Excerpted data
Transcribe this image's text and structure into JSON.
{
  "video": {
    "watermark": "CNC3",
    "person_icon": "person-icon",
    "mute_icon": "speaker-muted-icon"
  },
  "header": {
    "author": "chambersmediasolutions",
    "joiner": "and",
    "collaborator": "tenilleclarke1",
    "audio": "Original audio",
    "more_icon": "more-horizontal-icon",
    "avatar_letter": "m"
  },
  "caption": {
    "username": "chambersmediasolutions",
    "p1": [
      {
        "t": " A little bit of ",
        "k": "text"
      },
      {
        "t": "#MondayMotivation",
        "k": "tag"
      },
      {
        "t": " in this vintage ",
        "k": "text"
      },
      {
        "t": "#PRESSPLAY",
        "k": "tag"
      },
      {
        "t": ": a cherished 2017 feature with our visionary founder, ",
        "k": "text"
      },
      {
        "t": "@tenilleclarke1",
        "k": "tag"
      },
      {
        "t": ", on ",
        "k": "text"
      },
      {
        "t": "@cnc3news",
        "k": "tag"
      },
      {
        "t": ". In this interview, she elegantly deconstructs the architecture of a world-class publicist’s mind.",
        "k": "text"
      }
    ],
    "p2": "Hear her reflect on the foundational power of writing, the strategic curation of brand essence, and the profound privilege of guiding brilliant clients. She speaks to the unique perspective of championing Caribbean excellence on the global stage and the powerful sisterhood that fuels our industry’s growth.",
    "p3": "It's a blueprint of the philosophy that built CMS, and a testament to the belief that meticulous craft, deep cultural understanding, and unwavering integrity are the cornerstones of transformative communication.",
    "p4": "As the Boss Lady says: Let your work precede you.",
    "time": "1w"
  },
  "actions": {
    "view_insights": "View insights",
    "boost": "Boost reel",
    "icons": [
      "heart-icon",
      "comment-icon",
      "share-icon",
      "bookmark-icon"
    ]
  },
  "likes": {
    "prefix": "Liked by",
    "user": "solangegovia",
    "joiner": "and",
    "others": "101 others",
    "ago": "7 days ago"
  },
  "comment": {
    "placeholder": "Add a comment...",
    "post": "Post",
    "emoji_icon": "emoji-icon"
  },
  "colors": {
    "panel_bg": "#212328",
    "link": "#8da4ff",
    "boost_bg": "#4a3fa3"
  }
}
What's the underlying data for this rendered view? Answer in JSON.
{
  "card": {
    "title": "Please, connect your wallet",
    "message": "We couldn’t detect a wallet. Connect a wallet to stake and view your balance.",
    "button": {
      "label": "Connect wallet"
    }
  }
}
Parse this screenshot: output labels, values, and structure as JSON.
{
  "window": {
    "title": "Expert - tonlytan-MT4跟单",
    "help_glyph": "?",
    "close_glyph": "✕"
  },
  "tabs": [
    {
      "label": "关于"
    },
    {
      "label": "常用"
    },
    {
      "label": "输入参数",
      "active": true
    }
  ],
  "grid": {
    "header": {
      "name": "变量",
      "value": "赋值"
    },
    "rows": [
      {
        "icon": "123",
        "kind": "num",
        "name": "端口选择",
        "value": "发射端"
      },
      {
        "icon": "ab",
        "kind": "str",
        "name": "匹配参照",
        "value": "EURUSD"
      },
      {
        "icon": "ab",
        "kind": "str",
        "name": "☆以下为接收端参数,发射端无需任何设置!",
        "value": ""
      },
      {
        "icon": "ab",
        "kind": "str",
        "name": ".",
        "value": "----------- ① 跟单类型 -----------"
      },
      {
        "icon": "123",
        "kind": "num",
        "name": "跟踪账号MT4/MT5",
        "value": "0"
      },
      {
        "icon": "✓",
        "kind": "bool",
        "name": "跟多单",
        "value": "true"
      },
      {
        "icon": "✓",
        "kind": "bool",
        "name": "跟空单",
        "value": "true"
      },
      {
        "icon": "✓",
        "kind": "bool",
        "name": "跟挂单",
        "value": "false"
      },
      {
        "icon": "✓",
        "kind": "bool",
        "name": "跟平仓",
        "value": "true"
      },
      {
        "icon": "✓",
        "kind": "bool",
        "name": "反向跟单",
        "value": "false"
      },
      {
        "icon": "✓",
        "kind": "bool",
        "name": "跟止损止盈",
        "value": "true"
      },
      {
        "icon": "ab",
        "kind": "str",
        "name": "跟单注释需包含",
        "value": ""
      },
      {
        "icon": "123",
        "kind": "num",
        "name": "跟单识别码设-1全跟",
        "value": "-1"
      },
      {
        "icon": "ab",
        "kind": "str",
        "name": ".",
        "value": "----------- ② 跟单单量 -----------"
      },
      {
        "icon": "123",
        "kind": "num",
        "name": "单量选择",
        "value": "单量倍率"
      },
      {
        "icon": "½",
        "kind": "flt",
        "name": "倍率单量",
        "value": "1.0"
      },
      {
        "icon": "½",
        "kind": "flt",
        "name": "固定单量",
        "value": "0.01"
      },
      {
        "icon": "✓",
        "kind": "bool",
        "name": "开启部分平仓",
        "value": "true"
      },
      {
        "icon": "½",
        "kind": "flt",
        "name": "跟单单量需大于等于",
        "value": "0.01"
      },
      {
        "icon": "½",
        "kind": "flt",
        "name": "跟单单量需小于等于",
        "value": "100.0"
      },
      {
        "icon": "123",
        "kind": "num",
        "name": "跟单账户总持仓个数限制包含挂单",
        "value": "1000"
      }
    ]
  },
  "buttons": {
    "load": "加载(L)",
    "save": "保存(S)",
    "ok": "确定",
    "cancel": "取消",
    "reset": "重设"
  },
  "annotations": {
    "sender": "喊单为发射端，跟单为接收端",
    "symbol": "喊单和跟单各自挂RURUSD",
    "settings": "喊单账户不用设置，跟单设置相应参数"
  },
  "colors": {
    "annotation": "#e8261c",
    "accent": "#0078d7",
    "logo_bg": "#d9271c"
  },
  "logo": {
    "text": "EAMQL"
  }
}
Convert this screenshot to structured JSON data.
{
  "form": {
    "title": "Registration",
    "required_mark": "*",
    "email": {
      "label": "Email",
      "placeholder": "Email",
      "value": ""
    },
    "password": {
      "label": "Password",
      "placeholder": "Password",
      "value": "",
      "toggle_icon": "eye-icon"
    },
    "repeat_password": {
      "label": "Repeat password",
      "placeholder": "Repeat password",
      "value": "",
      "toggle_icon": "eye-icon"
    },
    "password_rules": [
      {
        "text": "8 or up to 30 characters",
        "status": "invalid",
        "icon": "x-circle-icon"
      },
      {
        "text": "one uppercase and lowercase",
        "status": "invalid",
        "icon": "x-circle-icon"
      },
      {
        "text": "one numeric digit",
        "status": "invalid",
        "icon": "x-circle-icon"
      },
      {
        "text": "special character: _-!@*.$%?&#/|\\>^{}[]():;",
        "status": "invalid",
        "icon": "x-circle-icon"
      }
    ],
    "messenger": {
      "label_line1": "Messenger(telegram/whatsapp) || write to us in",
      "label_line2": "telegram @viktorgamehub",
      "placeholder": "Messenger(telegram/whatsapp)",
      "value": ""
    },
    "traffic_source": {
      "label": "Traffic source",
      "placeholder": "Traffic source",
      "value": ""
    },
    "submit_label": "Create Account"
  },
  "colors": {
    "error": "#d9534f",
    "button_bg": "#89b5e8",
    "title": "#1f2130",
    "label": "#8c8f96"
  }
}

Directions
Return precisely the lines of the records, starting with the line that holds "Convert this screenshot" and ending with the last one.

Finished task
Convert this screenshot to structured JSON data.
{
  "form": {
    "title": "Registration",
    "required_mark": "*",
    "email": {
      "label": "Email",
      "placeholder": "Email",
      "value": ""
    },
    "password": {
      "label": "Password",
      "placeholder": "Password",
      "value": "",
      "toggle_icon": "eye-icon"
    },
    "repeat_password": {
      "label": "Repeat password",
      "placeholder": "Repeat password",
      "value": "",
      "toggle_icon": "eye-icon"
    },
    "password_rules": [
      {
        "text": "8 or up to 30 characters",
        "status": "invalid",
        "icon": "x-circle-icon"
      },
      {
        "text": "one uppercase and lowercase",
        "status": "invalid",
        "icon": "x-circle-icon"
      },
      {
        "text": "one numeric digit",
        "status": "invalid",
        "icon": "x-circle-icon"
      },
      {
        "text": "special character: _-!@*.$%?&#/|\\>^{}[]():;",
        "status": "invalid",
        "icon": "x-circle-icon"
      }
    ],
    "messenger": {
      "label_line1": "Messenger(telegram/whatsapp) || write to us in",
      "label_line2": "telegram @viktorgamehub",
      "placeholder": "Messenger(telegram/whatsapp)",
      "value": ""
    },
    "traffic_source": {
      "label": "Traffic source",
      "placeholder": "Traffic source",
      "value": ""
    },
    "submit_label": "Create Account"
  },
  "colors": {
    "error": "#d9534f",
    "button_bg": "#89b5e8",
    "title": "#1f2130",
    "label": "#8c8f96"
  }
}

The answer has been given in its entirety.